— START OF DOCUMENT TEXT —

Reading recipes.

63
16
Joined May 2, 2016
I was digging through recipes a while back and came across a pack of dough and baking recipes. They're not written in basic everyday recipe format that I now have become use to reading. With the measurements telling cups, tbsp or Tsp. And I have not had to use this in a while and was hoping someone could give me a quick breakdown on how to read these again. The one I am using for example is a Pizza Dough recipe.

Amount Item
3-10 Water
0-1.5 Yeast
6-0 Bread Flour
0-1 Salt
0-2 Sugar
0-4 Olive Oil
Method-Straight dough method.

Would appreciate if anyone could give me a breakdown on proper way to read these recipes again. All i could remember was it is in weight. But in all the recipes even ones using liquids it is same format. I am not really clicking on if thats correct since measuring liquids in weight does not seem correct.
Thanks again.
 
1,959
641
Joined Jan 8, 2010
Not sure at all but I will give it a bit of a try:
If they are weight, it could be proportions.
A fairly standard recipe would have 60-65% water as compared to flour, about 1.5-2% salt
Maybe first figure pounds, second ounces?
Haven't worked it out as I am imperially challenged....

— END OF DOCUMENT TEXT —

> CHALLENGE 1
Quote the recipe forum thread word for word, in full.
The recipe forum thread and the listing come from unrelated sources.

— START OF LISTED RECORDS —

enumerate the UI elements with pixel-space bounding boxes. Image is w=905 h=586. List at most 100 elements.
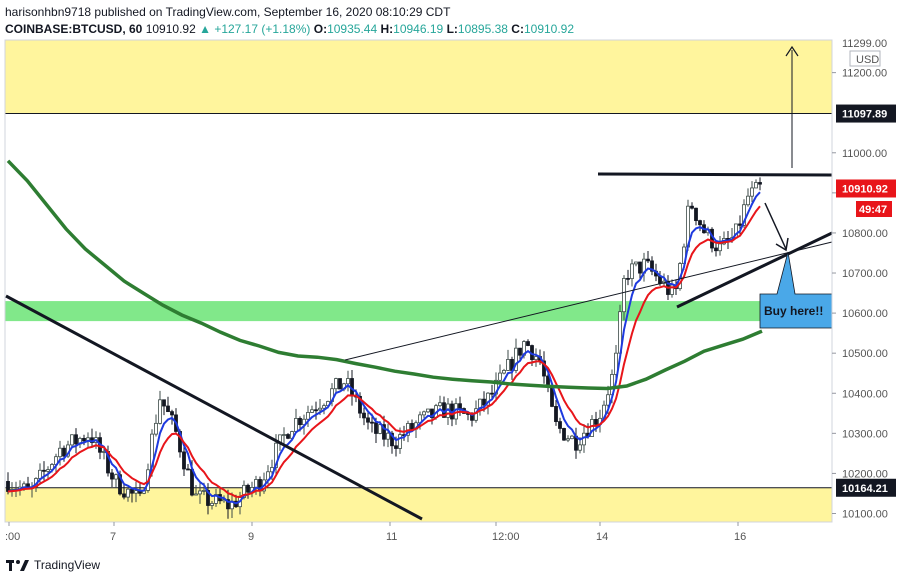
- currency-box: [849, 50, 881, 67]
- price-tick-label-top: 11299.00: [842, 38, 887, 50]
- candle-body: [322, 405, 326, 409]
- candle-body: [114, 474, 118, 480]
- candle-body: [162, 399, 166, 407]
- thin-trend-line: [344, 241, 833, 361]
- candle-body: [374, 422, 378, 434]
- price-tick-label: 10800.00: [842, 228, 888, 240]
- candle-body: [366, 417, 370, 423]
- candle-body: [358, 395, 362, 414]
- candle-body: [110, 472, 114, 480]
- candle-body: [650, 260, 654, 272]
- time-tick-label: 9: [248, 531, 254, 543]
- candle-body: [46, 469, 50, 472]
- entry-arrow-head-icon: [775, 237, 789, 252]
- resistance-badge-label: 11097.89: [842, 109, 887, 121]
- currency-label: USD: [856, 54, 879, 66]
- mid-ma-line: [7, 205, 761, 498]
- candle-body: [590, 419, 594, 437]
- candle-body: [394, 445, 398, 449]
- candle-body: [758, 182, 762, 185]
- candle-body: [282, 434, 286, 436]
- candle-body: [482, 398, 486, 406]
- price-tick-label: 10200.00: [842, 468, 888, 480]
- zones-layer: [5, 40, 832, 522]
- candle-body: [718, 243, 722, 252]
- candle-body: [526, 341, 530, 346]
- buy-callout-label: Buy here!!: [764, 304, 823, 318]
- change-value: ▲ +127.17 (+1.18%): [199, 22, 311, 36]
- high-label: H:: [380, 22, 394, 36]
- candle-body: [190, 468, 194, 496]
- candle-body: [286, 434, 290, 439]
- buy-callout-bubble: [759, 251, 833, 329]
- candle-body: [606, 394, 610, 406]
- candle-body: [562, 428, 566, 441]
- candle-body: [458, 403, 462, 409]
- resistance-badge-bg: [836, 104, 896, 123]
- candle-body: [622, 277, 626, 313]
- candle-body: [294, 418, 298, 432]
- price-axis[interactable]: 11200.0011000.0010900.0010800.0010700.00…: [831, 38, 905, 522]
- brand-label: TradingView: [34, 558, 101, 572]
- candle-body: [398, 434, 402, 449]
- candle-body: [422, 411, 426, 416]
- candle-body: [518, 347, 522, 356]
- candle-body: [378, 424, 382, 434]
- target-arrow-head-icon: [785, 45, 799, 57]
- candle-body: [134, 490, 138, 494]
- low-value: 10895.38: [457, 22, 508, 36]
- time-axis[interactable]: :00 7 9 11 12:00 14 16: [5, 521, 832, 543]
- candle-body: [486, 392, 490, 406]
- candle-body: [186, 468, 190, 471]
- candle-body: [370, 421, 374, 424]
- candle-body: [166, 405, 170, 413]
- candle-body: [158, 399, 162, 424]
- price-tick-label: 11200.00: [842, 68, 887, 80]
- candle-body: [750, 187, 754, 197]
- candle-body: [74, 434, 78, 445]
- candle-body: [754, 182, 758, 189]
- countdown-label: 49:47: [859, 204, 887, 216]
- candle-body: [570, 435, 574, 440]
- candle-body: [534, 356, 538, 361]
- candle-body: [742, 204, 746, 226]
- candle-body: [694, 207, 698, 222]
- candle-body: [630, 263, 634, 279]
- price-tick-label: 10700.00: [842, 268, 888, 280]
- candle-body: [346, 378, 350, 385]
- candle-body: [310, 409, 314, 413]
- countdown-bg: [856, 201, 892, 217]
- candle-body: [578, 444, 582, 451]
- price-tick-label: 10600.00: [842, 308, 888, 320]
- zone-yellow-0: [5, 40, 832, 114]
- footer-brand: TradingView: [6, 558, 100, 572]
- candle-body: [566, 438, 570, 441]
- low-label: L:: [446, 22, 458, 36]
- tradingview-logo-icon: [6, 560, 29, 571]
- time-tick-label: 7: [110, 531, 116, 543]
- candle-body: [634, 261, 638, 265]
- candle-body: [386, 432, 390, 440]
- candle-body: [554, 406, 558, 422]
- candle-body: [514, 347, 518, 371]
- candle-body: [594, 419, 598, 425]
- candle-body: [154, 422, 158, 435]
- candle-body: [614, 352, 618, 375]
- candle-body: [246, 484, 250, 493]
- publisher-line: harisonhbn9718 published on TradingView.…: [5, 5, 451, 19]
- candle-body: [122, 493, 126, 498]
- candle-body: [6, 481, 10, 492]
- candle-body: [438, 402, 442, 407]
- price-tick-label: 10100.00: [842, 509, 888, 521]
- candle-body: [38, 469, 42, 479]
- candle-body: [182, 451, 186, 470]
- top-horizontal-line: [597, 172, 833, 177]
- support-badge-label: 10164.21: [842, 483, 888, 495]
- entry-arrow-shaft: [764, 202, 787, 250]
- candle-body: [298, 418, 302, 426]
- price-tick-label: 10500.00: [842, 348, 888, 360]
- candle-body: [362, 412, 366, 419]
- last-price-badge-bg: [836, 179, 896, 198]
- candle-body: [746, 195, 750, 206]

— END OF LISTED RECORDS —

> CHALLENGE 2
Print the lines of the listing from the one holding "- currency-box: [849, 50, 881, 67]" to the one holding "- mid-ma-line: [7, 205, 761, 498]", inclusive, exactly as they appear, and nothing else.

> EXERCISE RESULT 1
Reading recipes.

63
16
Joined May 2, 2016
I was digging through recipes a while back and came across a pack of dough and baking recipes. They're not written in basic everyday recipe format that I now have become use to reading. With the measurements telling cups, tbsp or Tsp. And I have not had to use this in a while and was hoping someone could give me a quick breakdown on how to read these again. The one I am using for example is a Pizza Dough recipe.

Amount Item
3-10 Water
0-1.5 Yeast
6-0 Bread Flour
0-1 Salt
0-2 Sugar
0-4 Olive Oil
Method-Straight dough method.

Would appreciate if anyone could give me a breakdown on proper way to read these recipes again. All i could remember was it is in weight. But in all the recipes even ones using liquids it is same format. I am not really clicking on if thats correct since measuring liquids in weight does not seem correct.
Thanks again.
 
1,959
641
Joined Jan 8, 2010
Not sure at all but I will give it a bit of a try:
If they are weight, it could be proportions.
A fairly standard recipe would have 60-65% water as compared to flour, about 1.5-2% salt
Maybe first figure pounds, second ounces?
Haven't worked it out as I am imperially challenged....

> EXERCISE RESULT 2
- currency-box: [849, 50, 881, 67]
- price-tick-label-top: 11299.00: [842, 38, 887, 50]
- candle-body: [322, 405, 326, 409]
- candle-body: [114, 474, 118, 480]
- candle-body: [162, 399, 166, 407]
- thin-trend-line: [344, 241, 833, 361]
- candle-body: [374, 422, 378, 434]
- price-tick-label: 10800.00: [842, 228, 888, 240]
- candle-body: [366, 417, 370, 423]
- candle-body: [358, 395, 362, 414]
- candle-body: [110, 472, 114, 480]
- candle-body: [650, 260, 654, 272]
- time-tick-label: 9: [248, 531, 254, 543]
- candle-body: [46, 469, 50, 472]
- entry-arrow-head-icon: [775, 237, 789, 252]
- resistance-badge-label: 11097.89: [842, 109, 887, 121]
- currency-label: USD: [856, 54, 879, 66]
- mid-ma-line: [7, 205, 761, 498]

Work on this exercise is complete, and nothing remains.